Data entries
═══

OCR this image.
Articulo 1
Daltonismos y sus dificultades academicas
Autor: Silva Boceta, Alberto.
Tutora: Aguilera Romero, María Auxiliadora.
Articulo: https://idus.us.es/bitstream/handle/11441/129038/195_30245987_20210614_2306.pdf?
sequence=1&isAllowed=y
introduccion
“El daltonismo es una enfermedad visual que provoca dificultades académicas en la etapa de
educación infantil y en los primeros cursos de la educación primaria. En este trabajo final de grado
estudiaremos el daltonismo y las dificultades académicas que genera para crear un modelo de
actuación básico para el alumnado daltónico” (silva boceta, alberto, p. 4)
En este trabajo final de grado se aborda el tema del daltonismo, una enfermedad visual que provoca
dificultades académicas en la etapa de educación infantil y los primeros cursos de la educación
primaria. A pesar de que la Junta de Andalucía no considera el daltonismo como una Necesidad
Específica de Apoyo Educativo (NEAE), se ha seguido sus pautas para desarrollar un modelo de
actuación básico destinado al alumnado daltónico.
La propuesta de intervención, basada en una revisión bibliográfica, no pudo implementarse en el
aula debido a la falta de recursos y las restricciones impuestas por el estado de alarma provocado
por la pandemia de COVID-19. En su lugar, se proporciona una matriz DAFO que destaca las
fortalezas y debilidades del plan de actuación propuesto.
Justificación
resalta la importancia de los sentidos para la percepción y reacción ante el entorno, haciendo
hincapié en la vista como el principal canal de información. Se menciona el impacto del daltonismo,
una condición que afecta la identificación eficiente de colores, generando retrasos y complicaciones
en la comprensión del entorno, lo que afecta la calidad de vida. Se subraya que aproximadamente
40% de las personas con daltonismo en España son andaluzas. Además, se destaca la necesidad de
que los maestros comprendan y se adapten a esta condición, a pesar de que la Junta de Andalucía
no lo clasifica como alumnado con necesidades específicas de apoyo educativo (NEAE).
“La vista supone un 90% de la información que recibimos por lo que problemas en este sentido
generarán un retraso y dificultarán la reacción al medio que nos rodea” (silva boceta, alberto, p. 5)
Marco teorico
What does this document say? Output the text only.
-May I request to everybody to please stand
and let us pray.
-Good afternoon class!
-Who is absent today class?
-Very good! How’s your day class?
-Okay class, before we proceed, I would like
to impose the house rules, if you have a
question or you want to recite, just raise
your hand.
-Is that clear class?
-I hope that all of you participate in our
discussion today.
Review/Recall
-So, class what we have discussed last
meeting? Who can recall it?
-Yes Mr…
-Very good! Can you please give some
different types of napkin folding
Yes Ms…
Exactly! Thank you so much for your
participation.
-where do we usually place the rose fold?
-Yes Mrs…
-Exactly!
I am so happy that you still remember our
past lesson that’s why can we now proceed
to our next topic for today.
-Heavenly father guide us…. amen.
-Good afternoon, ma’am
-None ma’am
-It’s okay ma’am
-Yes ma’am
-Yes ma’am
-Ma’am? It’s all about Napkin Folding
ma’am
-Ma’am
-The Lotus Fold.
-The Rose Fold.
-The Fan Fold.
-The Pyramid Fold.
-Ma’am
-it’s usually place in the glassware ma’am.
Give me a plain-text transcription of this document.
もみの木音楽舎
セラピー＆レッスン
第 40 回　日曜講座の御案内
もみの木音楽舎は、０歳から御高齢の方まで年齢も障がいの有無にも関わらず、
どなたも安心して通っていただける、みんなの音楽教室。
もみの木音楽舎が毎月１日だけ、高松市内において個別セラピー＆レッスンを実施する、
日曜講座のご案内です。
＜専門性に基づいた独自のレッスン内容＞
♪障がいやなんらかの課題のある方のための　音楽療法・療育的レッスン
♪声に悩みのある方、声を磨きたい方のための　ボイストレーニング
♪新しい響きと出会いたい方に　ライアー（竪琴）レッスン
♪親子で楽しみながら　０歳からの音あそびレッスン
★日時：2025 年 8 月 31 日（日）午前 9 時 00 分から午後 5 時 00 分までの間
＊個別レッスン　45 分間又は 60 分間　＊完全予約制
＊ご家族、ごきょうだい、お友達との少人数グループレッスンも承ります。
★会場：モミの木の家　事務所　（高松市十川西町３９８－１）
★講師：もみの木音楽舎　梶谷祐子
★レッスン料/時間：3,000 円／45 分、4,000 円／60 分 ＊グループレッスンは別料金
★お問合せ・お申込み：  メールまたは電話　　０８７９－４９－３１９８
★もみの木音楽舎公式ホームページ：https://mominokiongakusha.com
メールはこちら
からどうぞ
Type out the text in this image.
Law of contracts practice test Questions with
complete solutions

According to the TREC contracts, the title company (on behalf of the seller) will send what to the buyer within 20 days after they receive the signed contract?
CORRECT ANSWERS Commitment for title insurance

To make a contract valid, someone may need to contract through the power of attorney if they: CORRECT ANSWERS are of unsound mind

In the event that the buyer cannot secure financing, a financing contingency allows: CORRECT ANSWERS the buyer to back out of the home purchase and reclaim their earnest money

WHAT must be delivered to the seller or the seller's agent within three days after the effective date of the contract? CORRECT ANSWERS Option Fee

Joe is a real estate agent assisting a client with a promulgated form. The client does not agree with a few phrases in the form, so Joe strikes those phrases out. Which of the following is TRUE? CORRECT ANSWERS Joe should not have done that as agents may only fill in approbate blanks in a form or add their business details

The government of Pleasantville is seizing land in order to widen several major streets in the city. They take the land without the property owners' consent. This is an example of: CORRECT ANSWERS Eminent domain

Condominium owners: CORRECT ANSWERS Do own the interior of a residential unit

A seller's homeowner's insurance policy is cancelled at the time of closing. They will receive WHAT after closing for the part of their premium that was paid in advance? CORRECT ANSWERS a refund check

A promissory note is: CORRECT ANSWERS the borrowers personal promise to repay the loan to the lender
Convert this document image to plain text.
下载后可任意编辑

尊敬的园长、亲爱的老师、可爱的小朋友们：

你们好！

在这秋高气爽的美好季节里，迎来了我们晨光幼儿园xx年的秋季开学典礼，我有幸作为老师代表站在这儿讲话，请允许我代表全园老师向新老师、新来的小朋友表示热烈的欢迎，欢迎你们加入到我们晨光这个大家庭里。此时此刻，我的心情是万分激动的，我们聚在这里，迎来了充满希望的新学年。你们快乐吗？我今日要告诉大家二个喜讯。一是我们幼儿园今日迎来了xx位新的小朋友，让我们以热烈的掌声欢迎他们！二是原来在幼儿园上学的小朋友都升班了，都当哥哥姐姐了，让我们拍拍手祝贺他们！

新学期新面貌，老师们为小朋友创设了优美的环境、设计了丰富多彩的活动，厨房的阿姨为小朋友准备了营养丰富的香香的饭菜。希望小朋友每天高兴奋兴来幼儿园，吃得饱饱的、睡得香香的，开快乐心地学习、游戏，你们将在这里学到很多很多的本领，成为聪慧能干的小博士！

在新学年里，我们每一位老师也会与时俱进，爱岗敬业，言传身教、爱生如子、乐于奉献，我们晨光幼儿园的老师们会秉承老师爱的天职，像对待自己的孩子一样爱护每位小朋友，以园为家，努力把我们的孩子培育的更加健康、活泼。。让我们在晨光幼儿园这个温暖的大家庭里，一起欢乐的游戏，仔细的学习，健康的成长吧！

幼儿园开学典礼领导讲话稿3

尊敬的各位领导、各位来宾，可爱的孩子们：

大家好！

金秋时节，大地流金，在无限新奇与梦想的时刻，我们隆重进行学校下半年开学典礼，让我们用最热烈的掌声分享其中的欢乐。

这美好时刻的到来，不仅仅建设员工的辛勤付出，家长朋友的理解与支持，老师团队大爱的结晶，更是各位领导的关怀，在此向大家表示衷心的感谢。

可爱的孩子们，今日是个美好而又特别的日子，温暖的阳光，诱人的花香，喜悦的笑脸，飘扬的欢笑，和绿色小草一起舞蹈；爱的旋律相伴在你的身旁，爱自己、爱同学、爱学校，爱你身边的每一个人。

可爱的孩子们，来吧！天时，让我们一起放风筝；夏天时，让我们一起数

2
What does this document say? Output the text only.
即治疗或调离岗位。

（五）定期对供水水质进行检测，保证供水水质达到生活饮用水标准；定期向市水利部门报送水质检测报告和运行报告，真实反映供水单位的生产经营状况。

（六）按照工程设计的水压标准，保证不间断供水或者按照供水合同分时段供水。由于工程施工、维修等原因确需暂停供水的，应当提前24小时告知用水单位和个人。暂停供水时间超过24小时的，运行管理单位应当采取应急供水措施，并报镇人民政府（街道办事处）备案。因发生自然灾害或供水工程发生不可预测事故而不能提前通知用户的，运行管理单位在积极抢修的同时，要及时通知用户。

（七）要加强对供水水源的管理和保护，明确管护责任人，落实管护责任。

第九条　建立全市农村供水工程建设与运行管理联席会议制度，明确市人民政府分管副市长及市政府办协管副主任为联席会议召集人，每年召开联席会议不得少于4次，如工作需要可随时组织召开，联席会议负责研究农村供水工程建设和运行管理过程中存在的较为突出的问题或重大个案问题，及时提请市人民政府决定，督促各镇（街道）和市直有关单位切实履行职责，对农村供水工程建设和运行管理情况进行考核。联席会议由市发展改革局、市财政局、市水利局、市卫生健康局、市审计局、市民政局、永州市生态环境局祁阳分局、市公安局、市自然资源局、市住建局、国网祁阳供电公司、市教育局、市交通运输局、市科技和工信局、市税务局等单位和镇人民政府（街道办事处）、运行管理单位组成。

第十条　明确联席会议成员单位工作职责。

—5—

═══

Show every line of the listing in which the string "Exactly" can be found.

Exactly! Thank you so much for your
-Exactly!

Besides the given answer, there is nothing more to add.